Data records
-- BEGIN --

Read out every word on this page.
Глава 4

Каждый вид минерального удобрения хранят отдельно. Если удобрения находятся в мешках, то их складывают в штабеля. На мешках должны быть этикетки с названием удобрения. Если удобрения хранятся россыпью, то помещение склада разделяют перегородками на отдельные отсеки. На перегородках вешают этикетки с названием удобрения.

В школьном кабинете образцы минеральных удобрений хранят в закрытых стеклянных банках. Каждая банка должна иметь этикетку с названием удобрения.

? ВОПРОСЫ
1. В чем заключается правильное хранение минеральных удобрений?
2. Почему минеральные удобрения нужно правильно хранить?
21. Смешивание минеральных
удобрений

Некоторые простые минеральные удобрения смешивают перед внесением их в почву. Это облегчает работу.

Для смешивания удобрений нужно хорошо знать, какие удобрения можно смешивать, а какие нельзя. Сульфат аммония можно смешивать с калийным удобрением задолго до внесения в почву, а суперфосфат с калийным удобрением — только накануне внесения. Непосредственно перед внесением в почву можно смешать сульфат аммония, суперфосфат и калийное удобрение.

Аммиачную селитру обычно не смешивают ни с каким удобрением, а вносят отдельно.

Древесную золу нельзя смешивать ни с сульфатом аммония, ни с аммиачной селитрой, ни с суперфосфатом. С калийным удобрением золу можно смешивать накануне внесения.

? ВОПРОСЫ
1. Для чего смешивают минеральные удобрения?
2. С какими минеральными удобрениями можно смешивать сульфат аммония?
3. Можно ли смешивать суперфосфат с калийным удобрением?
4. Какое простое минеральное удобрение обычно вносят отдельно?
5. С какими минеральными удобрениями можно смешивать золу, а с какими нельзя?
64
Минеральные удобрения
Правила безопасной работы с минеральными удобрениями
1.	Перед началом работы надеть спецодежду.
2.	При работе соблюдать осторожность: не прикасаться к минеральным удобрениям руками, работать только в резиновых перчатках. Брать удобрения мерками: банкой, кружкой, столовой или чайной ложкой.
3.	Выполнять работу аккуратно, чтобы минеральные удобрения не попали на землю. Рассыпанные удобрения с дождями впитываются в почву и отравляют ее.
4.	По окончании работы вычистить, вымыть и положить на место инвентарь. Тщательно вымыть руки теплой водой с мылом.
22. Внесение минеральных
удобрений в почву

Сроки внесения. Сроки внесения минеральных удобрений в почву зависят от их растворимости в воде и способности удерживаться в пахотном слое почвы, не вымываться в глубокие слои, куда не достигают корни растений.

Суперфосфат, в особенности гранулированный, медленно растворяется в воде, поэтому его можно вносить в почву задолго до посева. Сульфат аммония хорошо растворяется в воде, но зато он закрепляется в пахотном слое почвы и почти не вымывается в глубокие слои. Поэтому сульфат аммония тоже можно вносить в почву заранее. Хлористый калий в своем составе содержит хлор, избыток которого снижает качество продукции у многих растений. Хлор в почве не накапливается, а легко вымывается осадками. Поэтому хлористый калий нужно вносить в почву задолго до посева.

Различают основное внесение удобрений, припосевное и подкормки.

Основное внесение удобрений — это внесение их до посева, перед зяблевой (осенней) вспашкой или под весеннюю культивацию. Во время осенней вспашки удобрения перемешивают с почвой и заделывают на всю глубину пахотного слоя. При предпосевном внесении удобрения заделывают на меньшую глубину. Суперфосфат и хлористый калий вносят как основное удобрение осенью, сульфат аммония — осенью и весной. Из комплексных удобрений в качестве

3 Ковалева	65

-- END --

_WHAT TO DO_. Lines containing the word "работу" must all be returned from the material above.

_EXPECTED ANSWER_.
Некоторые простые минеральные удобрения смешивают перед внесением их в почву. Это облегчает работу.
3.	Выполнять работу аккуратно, чтобы минеральные удобрения не попали на землю. Рассыпанные удобрения с дождями впитываются в почву и отравляют ее.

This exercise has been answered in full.